**Exercise objective:** Answer with a number only: how many lines of the data contain "caught"?

**Source records:**
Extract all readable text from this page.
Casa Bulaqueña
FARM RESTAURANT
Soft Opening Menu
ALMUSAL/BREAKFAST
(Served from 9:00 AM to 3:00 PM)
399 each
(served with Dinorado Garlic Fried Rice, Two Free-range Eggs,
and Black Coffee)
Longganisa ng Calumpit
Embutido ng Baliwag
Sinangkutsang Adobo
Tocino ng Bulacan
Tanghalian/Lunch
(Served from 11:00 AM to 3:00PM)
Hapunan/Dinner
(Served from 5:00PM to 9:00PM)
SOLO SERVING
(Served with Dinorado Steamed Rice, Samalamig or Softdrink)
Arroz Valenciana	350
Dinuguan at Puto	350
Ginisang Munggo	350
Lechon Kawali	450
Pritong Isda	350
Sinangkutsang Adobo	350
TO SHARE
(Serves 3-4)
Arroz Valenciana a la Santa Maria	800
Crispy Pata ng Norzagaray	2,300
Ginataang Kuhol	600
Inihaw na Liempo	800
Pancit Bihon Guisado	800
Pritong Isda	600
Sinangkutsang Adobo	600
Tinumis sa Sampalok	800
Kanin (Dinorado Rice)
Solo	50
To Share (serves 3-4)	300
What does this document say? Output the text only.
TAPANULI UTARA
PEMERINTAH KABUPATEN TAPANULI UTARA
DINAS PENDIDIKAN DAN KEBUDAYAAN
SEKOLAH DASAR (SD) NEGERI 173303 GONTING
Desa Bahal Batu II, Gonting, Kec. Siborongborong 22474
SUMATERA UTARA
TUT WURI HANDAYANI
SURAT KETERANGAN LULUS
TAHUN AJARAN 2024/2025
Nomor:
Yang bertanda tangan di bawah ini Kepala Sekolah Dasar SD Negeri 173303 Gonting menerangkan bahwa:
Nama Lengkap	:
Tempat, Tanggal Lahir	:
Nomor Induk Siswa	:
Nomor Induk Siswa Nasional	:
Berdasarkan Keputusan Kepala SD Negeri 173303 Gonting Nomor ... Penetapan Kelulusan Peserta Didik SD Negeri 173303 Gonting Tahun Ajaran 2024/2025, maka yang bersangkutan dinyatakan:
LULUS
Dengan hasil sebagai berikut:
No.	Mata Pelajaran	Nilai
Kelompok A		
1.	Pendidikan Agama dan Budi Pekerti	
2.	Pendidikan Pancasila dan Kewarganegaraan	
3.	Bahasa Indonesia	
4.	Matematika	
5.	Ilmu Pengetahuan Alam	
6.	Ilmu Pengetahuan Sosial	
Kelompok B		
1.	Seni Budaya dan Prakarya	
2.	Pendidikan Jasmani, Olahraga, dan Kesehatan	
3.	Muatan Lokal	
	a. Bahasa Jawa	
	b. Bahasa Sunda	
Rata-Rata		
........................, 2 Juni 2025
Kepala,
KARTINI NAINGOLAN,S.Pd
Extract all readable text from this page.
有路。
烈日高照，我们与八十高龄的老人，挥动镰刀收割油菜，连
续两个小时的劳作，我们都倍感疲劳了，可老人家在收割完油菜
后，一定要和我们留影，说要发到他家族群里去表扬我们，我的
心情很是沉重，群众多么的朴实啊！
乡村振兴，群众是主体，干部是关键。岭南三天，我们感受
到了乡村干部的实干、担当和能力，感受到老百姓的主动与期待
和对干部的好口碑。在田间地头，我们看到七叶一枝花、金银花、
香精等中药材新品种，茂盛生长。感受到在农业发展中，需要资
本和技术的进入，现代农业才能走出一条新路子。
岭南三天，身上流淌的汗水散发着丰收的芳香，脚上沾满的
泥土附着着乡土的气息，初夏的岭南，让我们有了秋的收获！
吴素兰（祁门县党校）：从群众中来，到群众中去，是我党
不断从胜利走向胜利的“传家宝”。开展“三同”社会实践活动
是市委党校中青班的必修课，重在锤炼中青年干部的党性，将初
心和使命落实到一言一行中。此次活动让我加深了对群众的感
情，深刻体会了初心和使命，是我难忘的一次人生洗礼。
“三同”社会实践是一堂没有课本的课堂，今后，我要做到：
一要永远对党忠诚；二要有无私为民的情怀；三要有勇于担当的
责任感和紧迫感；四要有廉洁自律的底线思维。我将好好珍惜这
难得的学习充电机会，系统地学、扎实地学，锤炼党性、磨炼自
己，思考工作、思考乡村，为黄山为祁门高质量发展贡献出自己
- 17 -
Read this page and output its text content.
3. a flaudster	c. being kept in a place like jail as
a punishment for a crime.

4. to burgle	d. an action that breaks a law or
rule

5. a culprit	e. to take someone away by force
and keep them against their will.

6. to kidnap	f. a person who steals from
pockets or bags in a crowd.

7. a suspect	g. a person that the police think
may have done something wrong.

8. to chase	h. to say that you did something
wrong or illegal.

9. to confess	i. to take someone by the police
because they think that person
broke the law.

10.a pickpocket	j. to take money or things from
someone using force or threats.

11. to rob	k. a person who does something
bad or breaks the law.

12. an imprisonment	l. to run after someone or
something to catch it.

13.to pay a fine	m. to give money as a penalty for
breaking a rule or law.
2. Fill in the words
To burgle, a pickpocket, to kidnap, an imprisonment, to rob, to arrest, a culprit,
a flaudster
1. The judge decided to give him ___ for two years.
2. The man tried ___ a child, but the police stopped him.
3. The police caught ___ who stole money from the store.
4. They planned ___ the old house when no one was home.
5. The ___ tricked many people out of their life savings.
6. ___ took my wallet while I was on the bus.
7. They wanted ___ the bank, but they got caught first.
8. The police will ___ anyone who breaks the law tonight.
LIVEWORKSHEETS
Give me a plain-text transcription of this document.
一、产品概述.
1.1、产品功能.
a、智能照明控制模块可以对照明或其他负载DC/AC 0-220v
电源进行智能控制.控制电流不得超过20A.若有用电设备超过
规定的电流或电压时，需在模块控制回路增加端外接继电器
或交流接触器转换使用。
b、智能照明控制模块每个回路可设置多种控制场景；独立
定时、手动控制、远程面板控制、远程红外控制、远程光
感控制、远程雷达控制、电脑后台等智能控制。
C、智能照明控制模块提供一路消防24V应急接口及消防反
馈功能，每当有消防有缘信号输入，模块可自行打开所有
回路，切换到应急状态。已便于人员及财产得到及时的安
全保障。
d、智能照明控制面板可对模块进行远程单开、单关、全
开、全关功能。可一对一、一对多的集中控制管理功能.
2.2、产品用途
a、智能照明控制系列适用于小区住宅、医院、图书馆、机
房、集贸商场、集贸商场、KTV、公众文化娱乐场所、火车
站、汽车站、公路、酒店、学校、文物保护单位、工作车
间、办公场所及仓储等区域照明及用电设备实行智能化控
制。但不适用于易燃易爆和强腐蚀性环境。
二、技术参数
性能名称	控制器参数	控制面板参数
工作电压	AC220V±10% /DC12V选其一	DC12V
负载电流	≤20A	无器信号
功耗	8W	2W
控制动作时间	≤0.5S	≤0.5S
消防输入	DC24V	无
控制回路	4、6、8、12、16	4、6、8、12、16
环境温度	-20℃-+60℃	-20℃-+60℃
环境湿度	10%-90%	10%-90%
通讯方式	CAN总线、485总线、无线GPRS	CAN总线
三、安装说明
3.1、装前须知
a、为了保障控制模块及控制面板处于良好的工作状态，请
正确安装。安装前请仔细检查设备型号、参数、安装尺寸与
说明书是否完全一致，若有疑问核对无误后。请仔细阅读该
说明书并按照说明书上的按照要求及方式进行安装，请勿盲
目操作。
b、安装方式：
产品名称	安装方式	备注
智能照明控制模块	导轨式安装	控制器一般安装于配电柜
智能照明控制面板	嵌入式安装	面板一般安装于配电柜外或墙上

**Task solution:** 2